▶ Written request
Of all the lines in the material, how many include the word "ylabel"? Reply with the number alone.
====== Working data ======
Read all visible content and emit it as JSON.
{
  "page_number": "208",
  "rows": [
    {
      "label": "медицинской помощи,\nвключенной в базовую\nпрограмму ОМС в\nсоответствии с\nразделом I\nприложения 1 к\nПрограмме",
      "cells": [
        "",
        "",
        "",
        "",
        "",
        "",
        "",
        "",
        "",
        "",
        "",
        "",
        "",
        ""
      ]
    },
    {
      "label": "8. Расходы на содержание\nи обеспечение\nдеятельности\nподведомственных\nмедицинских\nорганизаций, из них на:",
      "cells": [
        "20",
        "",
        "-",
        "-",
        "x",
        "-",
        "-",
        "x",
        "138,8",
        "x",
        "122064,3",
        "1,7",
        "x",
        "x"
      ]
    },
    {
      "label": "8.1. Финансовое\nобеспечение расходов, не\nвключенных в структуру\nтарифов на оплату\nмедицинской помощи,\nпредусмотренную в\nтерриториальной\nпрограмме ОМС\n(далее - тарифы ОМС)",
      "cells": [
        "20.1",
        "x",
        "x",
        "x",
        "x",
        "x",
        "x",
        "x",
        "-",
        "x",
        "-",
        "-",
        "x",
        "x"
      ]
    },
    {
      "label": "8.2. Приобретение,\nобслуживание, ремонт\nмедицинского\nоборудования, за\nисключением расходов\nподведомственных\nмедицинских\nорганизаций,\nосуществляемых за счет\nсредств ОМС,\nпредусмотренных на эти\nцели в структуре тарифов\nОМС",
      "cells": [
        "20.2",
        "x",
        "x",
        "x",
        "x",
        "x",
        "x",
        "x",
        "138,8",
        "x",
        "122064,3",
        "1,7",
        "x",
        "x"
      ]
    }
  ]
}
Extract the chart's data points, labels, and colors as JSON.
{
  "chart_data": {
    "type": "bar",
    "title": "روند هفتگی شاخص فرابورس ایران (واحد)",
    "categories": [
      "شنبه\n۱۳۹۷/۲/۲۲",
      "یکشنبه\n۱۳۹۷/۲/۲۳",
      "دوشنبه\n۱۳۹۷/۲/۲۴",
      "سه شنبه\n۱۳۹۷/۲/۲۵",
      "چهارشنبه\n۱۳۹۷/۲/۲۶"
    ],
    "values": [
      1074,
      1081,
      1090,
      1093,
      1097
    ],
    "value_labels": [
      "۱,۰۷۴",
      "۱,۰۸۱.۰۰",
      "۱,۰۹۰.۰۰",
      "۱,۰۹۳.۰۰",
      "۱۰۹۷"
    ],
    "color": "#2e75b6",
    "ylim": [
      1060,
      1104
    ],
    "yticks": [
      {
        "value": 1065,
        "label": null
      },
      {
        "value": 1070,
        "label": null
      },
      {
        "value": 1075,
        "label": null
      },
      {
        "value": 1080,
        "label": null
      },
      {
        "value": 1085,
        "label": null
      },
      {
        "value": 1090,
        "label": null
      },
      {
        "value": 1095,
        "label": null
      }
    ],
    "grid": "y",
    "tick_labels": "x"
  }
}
======
====== Working data ======
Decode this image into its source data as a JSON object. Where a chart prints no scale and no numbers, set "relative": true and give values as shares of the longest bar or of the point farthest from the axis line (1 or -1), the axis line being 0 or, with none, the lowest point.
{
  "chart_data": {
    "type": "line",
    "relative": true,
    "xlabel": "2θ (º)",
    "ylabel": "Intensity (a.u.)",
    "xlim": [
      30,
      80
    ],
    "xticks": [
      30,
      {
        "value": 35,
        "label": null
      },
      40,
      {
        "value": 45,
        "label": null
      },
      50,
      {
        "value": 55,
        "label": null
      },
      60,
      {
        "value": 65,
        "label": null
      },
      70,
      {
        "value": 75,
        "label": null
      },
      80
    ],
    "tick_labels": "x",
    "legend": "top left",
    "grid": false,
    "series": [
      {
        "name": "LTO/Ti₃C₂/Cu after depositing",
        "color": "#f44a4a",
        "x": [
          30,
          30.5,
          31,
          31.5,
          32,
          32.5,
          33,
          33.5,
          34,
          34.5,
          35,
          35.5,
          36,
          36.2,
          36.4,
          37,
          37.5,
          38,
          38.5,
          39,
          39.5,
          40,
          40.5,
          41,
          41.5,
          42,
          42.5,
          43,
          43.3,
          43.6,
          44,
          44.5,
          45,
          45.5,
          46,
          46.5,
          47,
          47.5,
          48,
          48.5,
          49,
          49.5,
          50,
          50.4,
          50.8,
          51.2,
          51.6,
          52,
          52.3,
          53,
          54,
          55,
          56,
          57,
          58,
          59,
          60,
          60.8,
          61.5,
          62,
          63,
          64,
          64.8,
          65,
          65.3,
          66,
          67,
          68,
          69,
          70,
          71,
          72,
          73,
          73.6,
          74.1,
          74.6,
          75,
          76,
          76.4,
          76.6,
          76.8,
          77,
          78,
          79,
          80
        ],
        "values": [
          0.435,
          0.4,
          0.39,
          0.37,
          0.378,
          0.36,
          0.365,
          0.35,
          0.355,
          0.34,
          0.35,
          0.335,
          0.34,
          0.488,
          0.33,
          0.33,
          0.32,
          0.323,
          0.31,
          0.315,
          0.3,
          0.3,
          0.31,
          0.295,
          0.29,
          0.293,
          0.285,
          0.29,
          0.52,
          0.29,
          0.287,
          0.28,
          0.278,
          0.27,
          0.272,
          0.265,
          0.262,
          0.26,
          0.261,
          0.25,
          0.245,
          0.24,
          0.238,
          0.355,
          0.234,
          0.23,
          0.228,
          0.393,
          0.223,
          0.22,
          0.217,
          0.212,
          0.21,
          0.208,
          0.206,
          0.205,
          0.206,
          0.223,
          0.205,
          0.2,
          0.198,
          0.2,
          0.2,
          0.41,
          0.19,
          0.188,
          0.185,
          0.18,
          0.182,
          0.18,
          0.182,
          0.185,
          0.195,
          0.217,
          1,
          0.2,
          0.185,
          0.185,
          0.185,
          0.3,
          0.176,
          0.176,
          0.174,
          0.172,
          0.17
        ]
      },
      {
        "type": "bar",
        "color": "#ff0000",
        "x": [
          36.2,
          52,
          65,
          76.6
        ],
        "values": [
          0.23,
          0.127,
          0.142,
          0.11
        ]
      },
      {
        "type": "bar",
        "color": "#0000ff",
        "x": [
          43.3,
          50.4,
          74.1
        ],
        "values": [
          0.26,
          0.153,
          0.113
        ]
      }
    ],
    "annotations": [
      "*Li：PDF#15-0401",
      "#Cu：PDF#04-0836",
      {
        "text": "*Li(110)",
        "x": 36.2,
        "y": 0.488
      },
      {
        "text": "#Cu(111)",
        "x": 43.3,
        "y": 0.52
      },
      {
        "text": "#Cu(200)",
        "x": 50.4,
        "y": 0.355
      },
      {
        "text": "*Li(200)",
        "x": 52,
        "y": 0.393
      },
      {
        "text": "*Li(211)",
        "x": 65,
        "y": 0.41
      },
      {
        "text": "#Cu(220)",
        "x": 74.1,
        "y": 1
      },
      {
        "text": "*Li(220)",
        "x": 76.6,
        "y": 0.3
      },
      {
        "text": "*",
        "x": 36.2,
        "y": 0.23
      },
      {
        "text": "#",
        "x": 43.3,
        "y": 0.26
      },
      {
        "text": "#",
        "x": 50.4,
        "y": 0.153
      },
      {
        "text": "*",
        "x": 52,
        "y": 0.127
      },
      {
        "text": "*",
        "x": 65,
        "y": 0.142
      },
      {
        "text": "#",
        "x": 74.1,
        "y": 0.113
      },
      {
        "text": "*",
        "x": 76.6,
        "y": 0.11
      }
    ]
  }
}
======
====== Working data ======
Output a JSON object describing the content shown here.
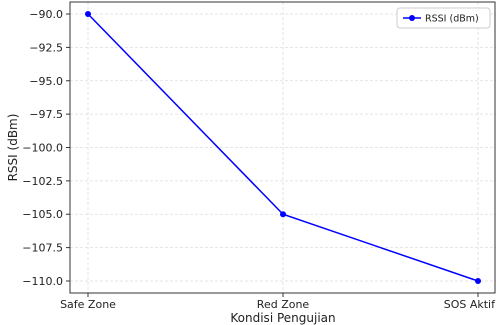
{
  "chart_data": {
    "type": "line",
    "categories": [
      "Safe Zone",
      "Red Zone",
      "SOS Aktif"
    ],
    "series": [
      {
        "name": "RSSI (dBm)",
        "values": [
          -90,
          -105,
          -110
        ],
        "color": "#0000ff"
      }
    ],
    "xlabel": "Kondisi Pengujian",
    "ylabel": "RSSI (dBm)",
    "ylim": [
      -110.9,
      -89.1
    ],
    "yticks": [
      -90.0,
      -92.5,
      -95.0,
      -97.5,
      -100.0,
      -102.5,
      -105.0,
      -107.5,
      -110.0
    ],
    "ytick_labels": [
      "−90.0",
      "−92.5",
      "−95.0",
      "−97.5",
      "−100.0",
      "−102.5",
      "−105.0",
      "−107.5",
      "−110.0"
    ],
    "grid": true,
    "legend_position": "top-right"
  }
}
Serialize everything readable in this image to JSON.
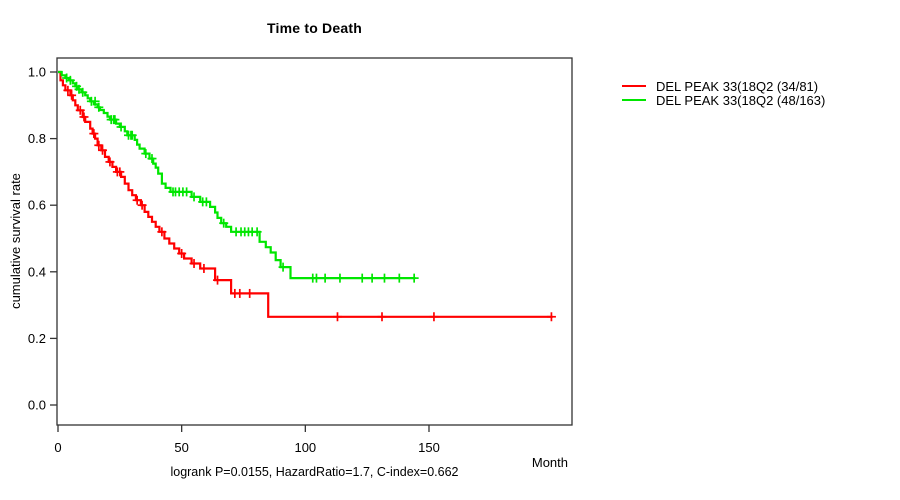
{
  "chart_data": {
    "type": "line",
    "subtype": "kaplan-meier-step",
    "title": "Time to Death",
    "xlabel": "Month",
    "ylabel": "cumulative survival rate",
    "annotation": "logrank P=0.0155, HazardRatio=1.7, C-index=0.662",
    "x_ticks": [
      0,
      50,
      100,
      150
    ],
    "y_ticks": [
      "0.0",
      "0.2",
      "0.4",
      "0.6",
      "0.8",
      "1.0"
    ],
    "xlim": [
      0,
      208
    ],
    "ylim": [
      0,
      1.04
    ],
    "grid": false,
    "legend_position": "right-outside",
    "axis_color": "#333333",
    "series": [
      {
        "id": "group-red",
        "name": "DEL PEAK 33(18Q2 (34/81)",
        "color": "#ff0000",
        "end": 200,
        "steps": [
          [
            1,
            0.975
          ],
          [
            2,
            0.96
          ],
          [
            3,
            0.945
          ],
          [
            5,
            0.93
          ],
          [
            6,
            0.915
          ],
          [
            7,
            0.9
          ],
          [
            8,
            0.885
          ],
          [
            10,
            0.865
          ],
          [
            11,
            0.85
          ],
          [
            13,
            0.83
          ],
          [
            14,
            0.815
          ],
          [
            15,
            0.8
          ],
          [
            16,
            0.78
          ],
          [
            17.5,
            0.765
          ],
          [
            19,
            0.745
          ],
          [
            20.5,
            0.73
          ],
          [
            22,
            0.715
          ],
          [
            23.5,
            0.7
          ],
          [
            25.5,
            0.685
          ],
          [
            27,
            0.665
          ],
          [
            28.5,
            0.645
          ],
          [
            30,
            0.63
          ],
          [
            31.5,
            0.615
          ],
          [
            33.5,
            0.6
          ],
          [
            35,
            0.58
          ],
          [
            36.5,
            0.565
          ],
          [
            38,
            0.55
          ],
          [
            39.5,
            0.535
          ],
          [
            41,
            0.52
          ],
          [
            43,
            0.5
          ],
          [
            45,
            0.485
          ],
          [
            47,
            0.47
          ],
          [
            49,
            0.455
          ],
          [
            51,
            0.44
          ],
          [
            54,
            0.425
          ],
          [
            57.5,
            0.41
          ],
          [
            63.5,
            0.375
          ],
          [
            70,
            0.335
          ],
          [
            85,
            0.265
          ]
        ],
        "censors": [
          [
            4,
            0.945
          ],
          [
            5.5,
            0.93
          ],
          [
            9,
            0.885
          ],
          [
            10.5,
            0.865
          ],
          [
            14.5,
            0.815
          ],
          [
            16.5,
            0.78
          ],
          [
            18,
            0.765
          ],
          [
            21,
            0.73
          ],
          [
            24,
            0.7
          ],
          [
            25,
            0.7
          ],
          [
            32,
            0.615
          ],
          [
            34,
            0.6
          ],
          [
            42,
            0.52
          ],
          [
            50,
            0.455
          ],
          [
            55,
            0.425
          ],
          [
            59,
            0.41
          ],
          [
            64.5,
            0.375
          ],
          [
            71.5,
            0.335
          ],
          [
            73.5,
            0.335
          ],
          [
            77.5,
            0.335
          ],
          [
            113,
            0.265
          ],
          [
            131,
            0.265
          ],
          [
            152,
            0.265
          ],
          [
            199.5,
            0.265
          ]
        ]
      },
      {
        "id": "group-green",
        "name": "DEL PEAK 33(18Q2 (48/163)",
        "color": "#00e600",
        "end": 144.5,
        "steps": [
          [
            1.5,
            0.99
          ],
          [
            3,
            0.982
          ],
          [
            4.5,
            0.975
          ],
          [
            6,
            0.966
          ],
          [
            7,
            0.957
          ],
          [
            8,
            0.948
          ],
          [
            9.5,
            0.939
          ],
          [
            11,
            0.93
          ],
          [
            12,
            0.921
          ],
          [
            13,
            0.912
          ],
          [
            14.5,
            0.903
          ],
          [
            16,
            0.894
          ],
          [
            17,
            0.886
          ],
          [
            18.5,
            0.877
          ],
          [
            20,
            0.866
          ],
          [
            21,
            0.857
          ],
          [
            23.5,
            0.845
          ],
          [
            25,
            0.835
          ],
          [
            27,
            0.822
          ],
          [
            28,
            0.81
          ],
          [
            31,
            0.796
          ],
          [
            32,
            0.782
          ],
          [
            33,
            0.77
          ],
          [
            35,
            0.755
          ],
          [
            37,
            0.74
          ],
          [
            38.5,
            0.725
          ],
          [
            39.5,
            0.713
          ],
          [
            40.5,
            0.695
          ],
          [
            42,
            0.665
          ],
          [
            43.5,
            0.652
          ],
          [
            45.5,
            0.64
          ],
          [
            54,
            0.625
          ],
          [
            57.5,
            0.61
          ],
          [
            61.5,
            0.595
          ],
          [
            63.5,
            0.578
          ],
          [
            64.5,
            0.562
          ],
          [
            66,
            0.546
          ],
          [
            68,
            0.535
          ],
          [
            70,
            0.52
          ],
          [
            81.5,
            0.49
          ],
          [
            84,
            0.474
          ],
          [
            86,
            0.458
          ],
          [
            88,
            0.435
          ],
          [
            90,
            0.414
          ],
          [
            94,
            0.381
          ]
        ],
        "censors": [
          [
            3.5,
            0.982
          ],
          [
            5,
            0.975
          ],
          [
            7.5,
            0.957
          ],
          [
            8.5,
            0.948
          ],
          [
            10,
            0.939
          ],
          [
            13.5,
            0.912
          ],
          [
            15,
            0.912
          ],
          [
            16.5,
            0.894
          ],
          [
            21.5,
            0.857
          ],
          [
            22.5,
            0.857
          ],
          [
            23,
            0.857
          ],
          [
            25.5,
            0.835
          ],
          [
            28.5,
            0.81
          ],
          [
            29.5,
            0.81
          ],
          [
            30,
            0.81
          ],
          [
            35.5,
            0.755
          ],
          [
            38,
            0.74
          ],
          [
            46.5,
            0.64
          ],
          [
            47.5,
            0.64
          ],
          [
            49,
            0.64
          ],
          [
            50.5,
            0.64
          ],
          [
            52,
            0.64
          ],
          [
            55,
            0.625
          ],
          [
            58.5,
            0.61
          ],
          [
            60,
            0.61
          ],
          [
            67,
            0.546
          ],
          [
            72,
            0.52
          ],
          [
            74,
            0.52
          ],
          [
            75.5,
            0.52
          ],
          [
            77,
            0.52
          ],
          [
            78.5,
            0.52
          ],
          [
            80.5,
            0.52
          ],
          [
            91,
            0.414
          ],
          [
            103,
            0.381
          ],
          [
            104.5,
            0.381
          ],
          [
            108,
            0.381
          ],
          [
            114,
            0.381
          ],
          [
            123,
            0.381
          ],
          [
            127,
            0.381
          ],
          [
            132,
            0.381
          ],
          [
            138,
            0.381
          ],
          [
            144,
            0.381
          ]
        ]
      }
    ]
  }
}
======
▶ Right answer
3